### Problem requirements
List the lines of this listing that hold the word "parameters".

-- Start of Stored rows --

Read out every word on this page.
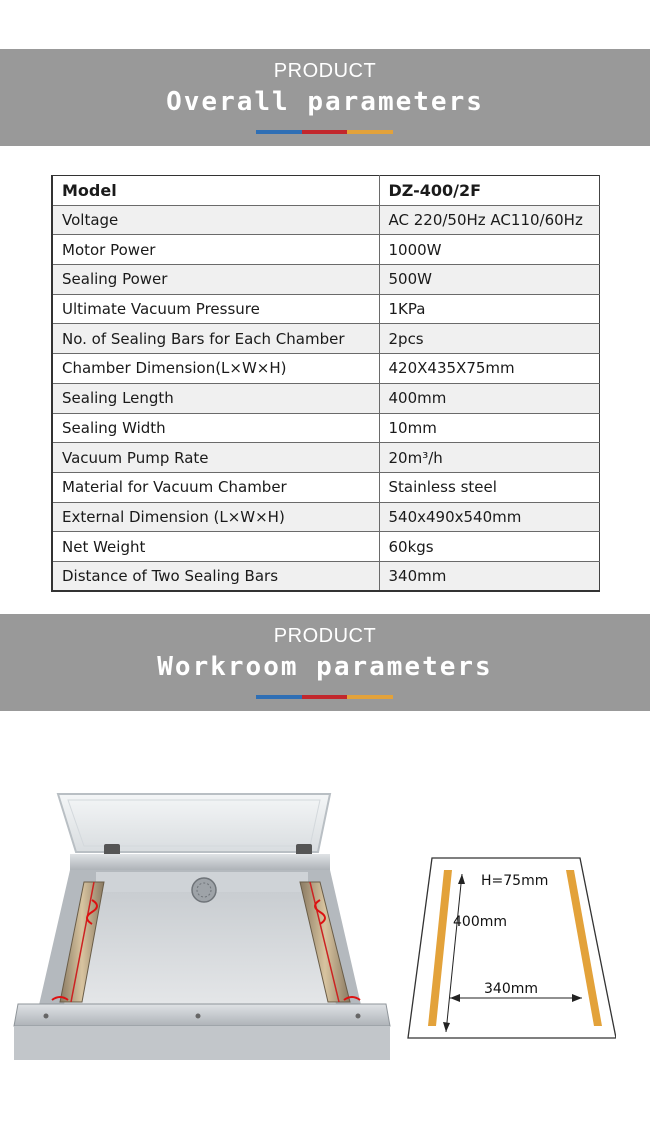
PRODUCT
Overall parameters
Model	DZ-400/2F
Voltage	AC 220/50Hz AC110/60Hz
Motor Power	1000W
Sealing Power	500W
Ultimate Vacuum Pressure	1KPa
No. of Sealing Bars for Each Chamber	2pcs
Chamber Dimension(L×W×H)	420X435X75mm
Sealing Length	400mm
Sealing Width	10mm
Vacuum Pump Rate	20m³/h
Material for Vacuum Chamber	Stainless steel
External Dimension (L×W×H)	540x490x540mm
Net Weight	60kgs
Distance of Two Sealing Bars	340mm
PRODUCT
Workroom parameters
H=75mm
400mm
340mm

-- End of Stored rows --

### Answer to this problem
Overall parameters
Workroom parameters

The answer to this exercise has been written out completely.